Look through the material below, count the lines containing the word "talking", and state only the count.
==================================================
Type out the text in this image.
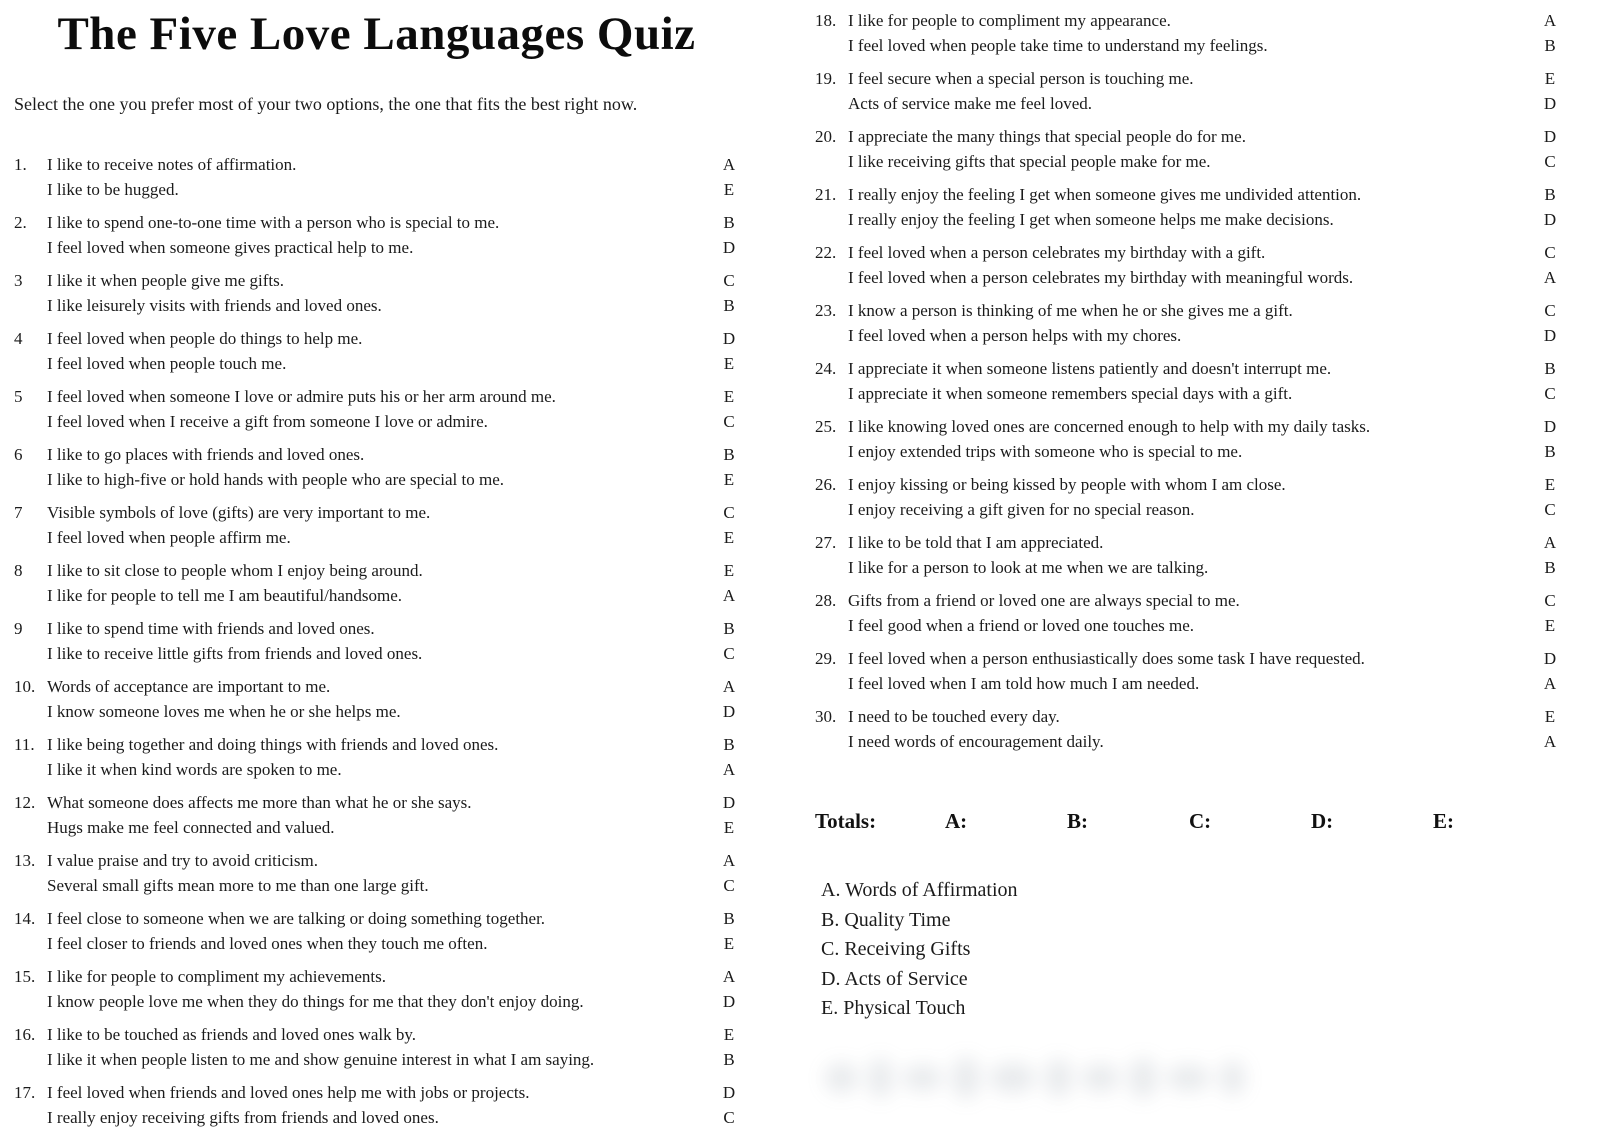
The Five Love Languages Quiz

Select the one you prefer most of your two options, the one that fits the best right now.

1.	I like to receive notes of affirmation.	A
I like to be hugged.	E
2.	I like to spend one-to-one time with a person who is special to me.	B
I feel loved when someone gives practical help to me.	D
3	I like it when people give me gifts.	C
I like leisurely visits with friends and loved ones.	B
4	I feel loved when people do things to help me.	D
I feel loved when people touch me.	E
5	I feel loved when someone I love or admire puts his or her arm around me.	E
I feel loved when I receive a gift from someone I love or admire.	C
6	I like to go places with friends and loved ones.	B
I like to high-five or hold hands with people who are special to me.	E
7	Visible symbols of love (gifts) are very important to me.	C
I feel loved when people affirm me.	E
8	I like to sit close to people whom I enjoy being around.	E
I like for people to tell me I am beautiful/handsome.	A
9	I like to spend time with friends and loved ones.	B
I like to receive little gifts from friends and loved ones.	C
10. Words of acceptance are important to me.	A
I know someone loves me when he or she helps me.	D
11. I like being together and doing things with friends and loved ones.	B
I like it when kind words are spoken to me.	A
12. What someone does affects me more than what he or she says.	D
Hugs make me feel connected and valued.	E
13. I value praise and try to avoid criticism.	A
Several small gifts mean more to me than one large gift.	C
14. I feel close to someone when we are talking or doing something together.	B
I feel closer to friends and loved ones when they touch me often.	E
15. I like for people to compliment my achievements.	A
I know people love me when they do things for me that they don't enjoy doing.	D
16. I like to be touched as friends and loved ones walk by.	E
I like it when people listen to me and show genuine interest in what I am saying.	B
17. I feel loved when friends and loved ones help me with jobs or projects.	D
I really enjoy receiving gifts from friends and loved ones.	C
18. I like for people to compliment my appearance.	A
I feel loved when people take time to understand my feelings.	B
19. I feel secure when a special person is touching me.	E
Acts of service make me feel loved.	D
20. I appreciate the many things that special people do for me.	D
I like receiving gifts that special people make for me.	C
21. I really enjoy the feeling I get when someone gives me undivided attention.	B
I really enjoy the feeling I get when someone helps me make decisions.	D
22. I feel loved when a person celebrates my birthday with a gift.	C
I feel loved when a person celebrates my birthday with meaningful words.	A
23. I know a person is thinking of me when he or she gives me a gift.	C
I feel loved when a person helps with my chores.	D
24. I appreciate it when someone listens patiently and doesn't interrupt me.	B
I appreciate it when someone remembers special days with a gift.	C
25. I like knowing loved ones are concerned enough to help with my daily tasks.	D
I enjoy extended trips with someone who is special to me.	B
26. I enjoy kissing or being kissed by people with whom I am close.	E
I enjoy receiving a gift given for no special reason.	C
27. I like to be told that I am appreciated.	A
I like for a person to look at me when we are talking.	B
28. Gifts from a friend or loved one are always special to me.	C
I feel good when a friend or loved one touches me.	E
29. I feel loved when a person enthusiastically does some task I have requested.	D
I feel loved when I am told how much I am needed.	A
30. I need to be touched every day.	E
I need words of encouragement daily.	A
Totals:	A:	B:	C:	D:	E:
A. Words of Affirmation
B. Quality Time
C. Receiving Gifts
D. Acts of Service
E. Physical Touch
==================================================
CORRECT ANSWER: 2